Will you transcribe the entries that follow, exactly and in full?

:: Supplied data ::

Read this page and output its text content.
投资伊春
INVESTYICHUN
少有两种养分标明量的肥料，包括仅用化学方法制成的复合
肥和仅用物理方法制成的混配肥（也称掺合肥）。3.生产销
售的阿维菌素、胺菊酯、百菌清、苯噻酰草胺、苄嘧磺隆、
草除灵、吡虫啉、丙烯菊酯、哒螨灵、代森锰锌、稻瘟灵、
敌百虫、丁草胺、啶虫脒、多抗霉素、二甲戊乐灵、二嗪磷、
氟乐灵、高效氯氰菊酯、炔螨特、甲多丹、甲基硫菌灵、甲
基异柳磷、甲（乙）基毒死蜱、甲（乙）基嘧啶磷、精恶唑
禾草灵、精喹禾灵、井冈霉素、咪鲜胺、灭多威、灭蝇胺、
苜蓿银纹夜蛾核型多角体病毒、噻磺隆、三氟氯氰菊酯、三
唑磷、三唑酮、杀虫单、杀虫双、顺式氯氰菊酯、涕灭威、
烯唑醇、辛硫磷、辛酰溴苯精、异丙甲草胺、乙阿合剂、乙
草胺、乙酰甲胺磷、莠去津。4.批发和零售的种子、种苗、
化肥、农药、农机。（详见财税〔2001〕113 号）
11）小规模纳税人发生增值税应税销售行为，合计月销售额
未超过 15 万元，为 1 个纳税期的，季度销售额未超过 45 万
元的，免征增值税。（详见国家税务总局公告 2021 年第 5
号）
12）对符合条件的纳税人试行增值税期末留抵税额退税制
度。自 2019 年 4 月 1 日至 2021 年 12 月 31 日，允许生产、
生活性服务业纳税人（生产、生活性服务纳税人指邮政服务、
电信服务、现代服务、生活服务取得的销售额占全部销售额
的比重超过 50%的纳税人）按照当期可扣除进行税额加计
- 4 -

:::

**The response:**
Read this page and output its text content.
投资伊春
INVESTYICHUN
少有两种养分标明量的肥料，包括仅用化学方法制成的复合
肥和仅用物理方法制成的混配肥（也称掺合肥）。3.生产销
售的阿维菌素、胺菊酯、百菌清、苯噻酰草胺、苄嘧磺隆、
草除灵、吡虫啉、丙烯菊酯、哒螨灵、代森锰锌、稻瘟灵、
敌百虫、丁草胺、啶虫脒、多抗霉素、二甲戊乐灵、二嗪磷、
氟乐灵、高效氯氰菊酯、炔螨特、甲多丹、甲基硫菌灵、甲
基异柳磷、甲（乙）基毒死蜱、甲（乙）基嘧啶磷、精恶唑
禾草灵、精喹禾灵、井冈霉素、咪鲜胺、灭多威、灭蝇胺、
苜蓿银纹夜蛾核型多角体病毒、噻磺隆、三氟氯氰菊酯、三
唑磷、三唑酮、杀虫单、杀虫双、顺式氯氰菊酯、涕灭威、
烯唑醇、辛硫磷、辛酰溴苯精、异丙甲草胺、乙阿合剂、乙
草胺、乙酰甲胺磷、莠去津。4.批发和零售的种子、种苗、
化肥、农药、农机。（详见财税〔2001〕113 号）
11）小规模纳税人发生增值税应税销售行为，合计月销售额
未超过 15 万元，为 1 个纳税期的，季度销售额未超过 45 万
元的，免征增值税。（详见国家税务总局公告 2021 年第 5
号）
12）对符合条件的纳税人试行增值税期末留抵税额退税制
度。自 2019 年 4 月 1 日至 2021 年 12 月 31 日，允许生产、
生活性服务业纳税人（生产、生活性服务纳税人指邮政服务、
电信服务、现代服务、生活服务取得的销售额占全部销售额
的比重超过 50%的纳税人）按照当期可扣除进行税额加计
- 4 -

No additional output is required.